*Task details*: Quote every entry word for word.

(Entries taken from a collection)
◇ ◇ ◇
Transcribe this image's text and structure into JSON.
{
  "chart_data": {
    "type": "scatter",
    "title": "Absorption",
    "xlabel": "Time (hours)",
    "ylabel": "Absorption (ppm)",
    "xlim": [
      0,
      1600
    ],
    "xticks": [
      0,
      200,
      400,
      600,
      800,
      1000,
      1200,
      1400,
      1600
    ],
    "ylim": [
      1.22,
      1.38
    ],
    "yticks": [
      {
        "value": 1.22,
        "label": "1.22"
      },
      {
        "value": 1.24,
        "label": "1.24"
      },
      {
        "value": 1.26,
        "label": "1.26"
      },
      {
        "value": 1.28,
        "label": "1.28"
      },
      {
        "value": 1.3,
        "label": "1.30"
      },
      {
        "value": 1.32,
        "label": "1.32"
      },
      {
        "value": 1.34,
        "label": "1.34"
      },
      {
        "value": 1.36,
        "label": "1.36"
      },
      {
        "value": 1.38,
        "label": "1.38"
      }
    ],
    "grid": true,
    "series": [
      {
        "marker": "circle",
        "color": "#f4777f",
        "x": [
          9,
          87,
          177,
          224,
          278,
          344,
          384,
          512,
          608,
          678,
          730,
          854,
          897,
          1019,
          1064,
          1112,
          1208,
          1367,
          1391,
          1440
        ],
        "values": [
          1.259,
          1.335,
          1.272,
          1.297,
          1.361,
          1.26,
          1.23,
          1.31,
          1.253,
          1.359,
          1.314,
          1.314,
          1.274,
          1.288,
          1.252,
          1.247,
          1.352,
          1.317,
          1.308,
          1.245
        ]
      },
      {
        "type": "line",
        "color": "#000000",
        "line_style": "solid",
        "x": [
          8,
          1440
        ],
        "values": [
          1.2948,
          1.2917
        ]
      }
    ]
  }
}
◇ ◇ ◇
*Exercise output*:
Transcribe this image's text and structure into JSON.
{
  "chart_data": {
    "type": "scatter",
    "title": "Absorption",
    "xlabel": "Time (hours)",
    "ylabel": "Absorption (ppm)",
    "xlim": [
      0,
      1600
    ],
    "xticks": [
      0,
      200,
      400,
      600,
      800,
      1000,
      1200,
      1400,
      1600
    ],
    "ylim": [
      1.22,
      1.38
    ],
    "yticks": [
      {
        "value": 1.22,
        "label": "1.22"
      },
      {
        "value": 1.24,
        "label": "1.24"
      },
      {
        "value": 1.26,
        "label": "1.26"
      },
      {
        "value": 1.28,
        "label": "1.28"
      },
      {
        "value": 1.3,
        "label": "1.30"
      },
      {
        "value": 1.32,
        "label": "1.32"
      },
      {
        "value": 1.34,
        "label": "1.34"
      },
      {
        "value": 1.36,
        "label": "1.36"
      },
      {
        "value": 1.38,
        "label": "1.38"
      }
    ],
    "grid": true,
    "series": [
      {
        "marker": "circle",
        "color": "#f4777f",
        "x": [
          9,
          87,
          177,
          224,
          278,
          344,
          384,
          512,
          608,
          678,
          730,
          854,
          897,
          1019,
          1064,
          1112,
          1208,
          1367,
          1391,
          1440
        ],
        "values": [
          1.259,
          1.335,
          1.272,
          1.297,
          1.361,
          1.26,
          1.23,
          1.31,
          1.253,
          1.359,
          1.314,
          1.314,
          1.274,
          1.288,
          1.252,
          1.247,
          1.352,
          1.317,
          1.308,
          1.245
        ]
      },
      {
        "type": "line",
        "color": "#000000",
        "line_style": "solid",
        "x": [
          8,
          1440
        ],
        "values": [
          1.2948,
          1.2917
        ]
      }
    ]
  }
}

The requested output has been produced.